Copy each line of the entries that contains the word "this".

::: Supplied records :::

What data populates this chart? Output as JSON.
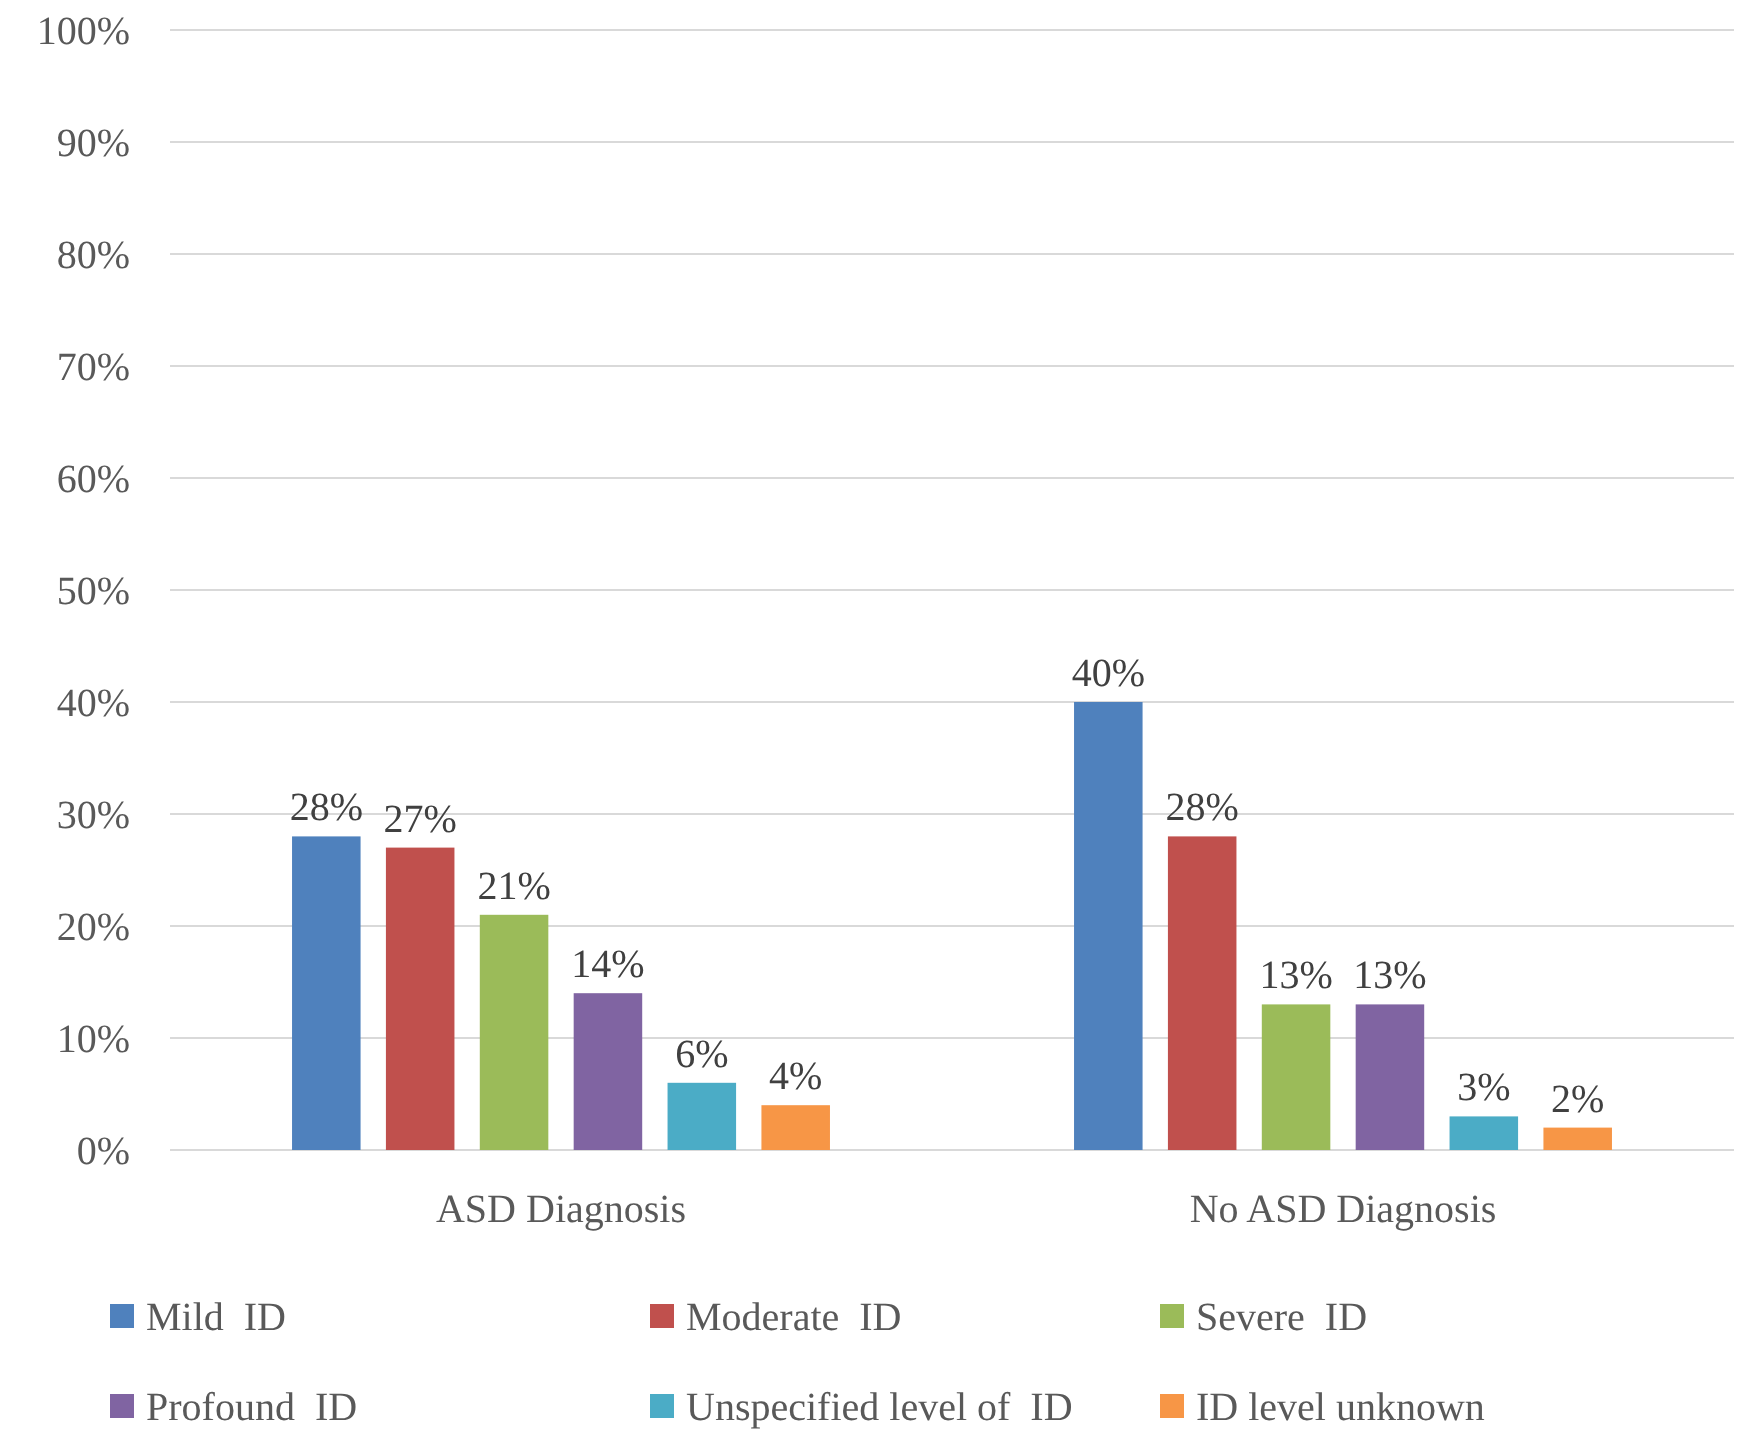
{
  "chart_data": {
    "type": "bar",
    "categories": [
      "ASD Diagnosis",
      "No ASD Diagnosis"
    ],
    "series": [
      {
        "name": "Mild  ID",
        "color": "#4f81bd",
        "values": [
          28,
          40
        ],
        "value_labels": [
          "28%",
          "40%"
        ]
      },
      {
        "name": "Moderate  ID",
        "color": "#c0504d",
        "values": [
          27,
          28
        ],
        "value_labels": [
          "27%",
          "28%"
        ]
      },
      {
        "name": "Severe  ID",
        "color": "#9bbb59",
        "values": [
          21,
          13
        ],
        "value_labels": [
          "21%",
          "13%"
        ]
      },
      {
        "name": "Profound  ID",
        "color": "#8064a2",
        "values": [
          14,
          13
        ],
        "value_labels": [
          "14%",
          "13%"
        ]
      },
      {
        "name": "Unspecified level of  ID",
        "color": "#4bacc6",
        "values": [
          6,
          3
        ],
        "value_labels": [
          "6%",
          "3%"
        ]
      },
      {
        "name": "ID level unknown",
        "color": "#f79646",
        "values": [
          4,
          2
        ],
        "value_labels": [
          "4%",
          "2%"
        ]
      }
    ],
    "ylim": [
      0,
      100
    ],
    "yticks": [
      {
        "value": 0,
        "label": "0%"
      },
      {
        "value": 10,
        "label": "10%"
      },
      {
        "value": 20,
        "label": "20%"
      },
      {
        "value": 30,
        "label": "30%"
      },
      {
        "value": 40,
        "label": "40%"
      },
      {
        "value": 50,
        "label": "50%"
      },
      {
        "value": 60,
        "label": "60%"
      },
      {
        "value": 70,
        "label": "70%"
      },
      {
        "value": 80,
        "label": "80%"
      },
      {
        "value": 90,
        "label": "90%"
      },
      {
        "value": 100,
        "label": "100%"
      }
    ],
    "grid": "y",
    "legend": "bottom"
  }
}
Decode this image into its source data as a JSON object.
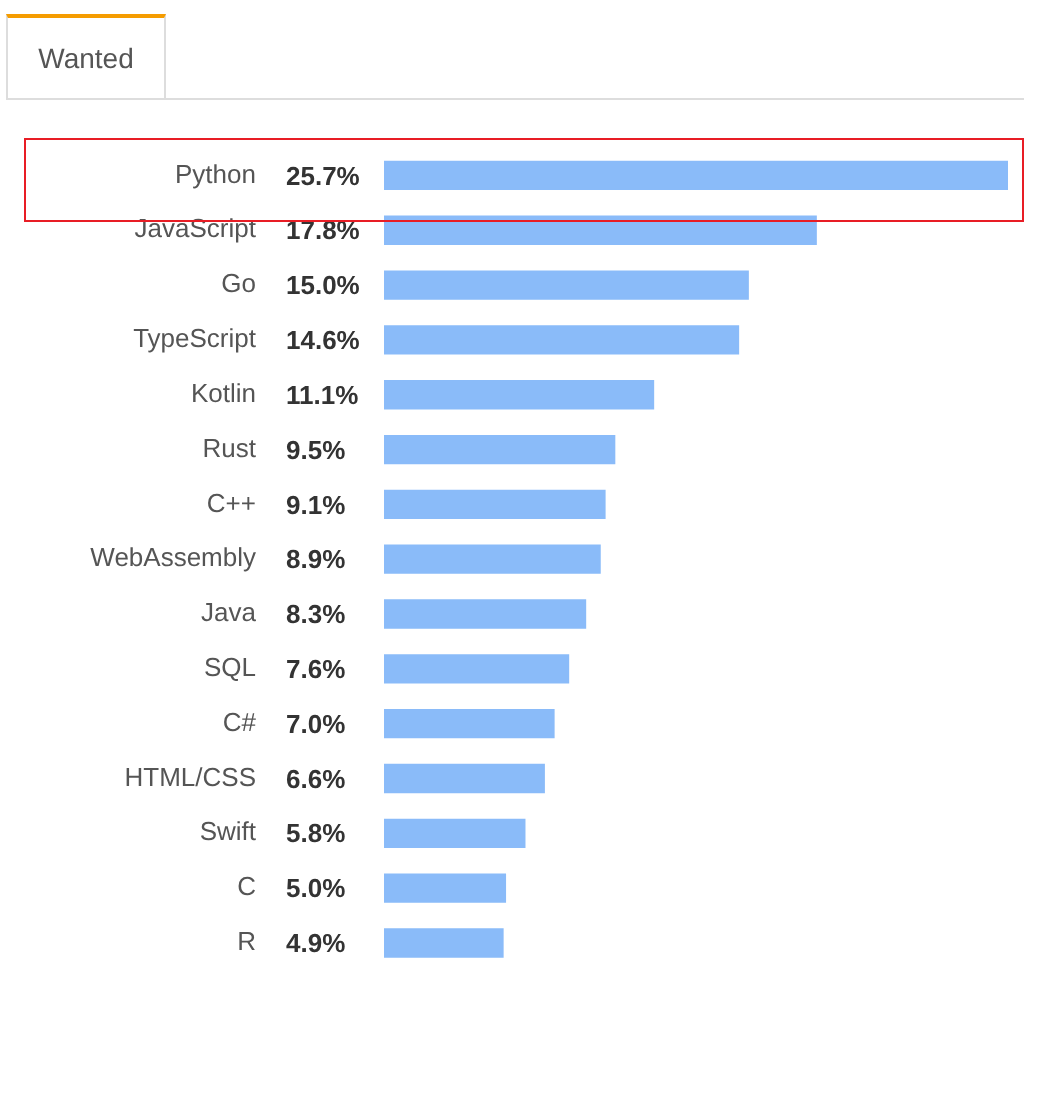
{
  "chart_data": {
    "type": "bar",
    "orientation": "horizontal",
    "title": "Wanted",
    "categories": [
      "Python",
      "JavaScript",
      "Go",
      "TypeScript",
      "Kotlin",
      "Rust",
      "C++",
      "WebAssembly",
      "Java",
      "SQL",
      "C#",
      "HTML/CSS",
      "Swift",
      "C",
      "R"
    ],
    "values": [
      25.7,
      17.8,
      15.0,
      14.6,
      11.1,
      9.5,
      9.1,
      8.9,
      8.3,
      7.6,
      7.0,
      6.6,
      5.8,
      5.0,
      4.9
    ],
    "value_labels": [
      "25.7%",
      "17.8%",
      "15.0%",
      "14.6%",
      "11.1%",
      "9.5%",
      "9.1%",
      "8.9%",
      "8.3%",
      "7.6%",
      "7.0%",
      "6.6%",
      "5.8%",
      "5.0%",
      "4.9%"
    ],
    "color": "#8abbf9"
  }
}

:::

Expected answer:
What data populates this chart? Output as JSON.
Decode this image into its source data as a JSON object.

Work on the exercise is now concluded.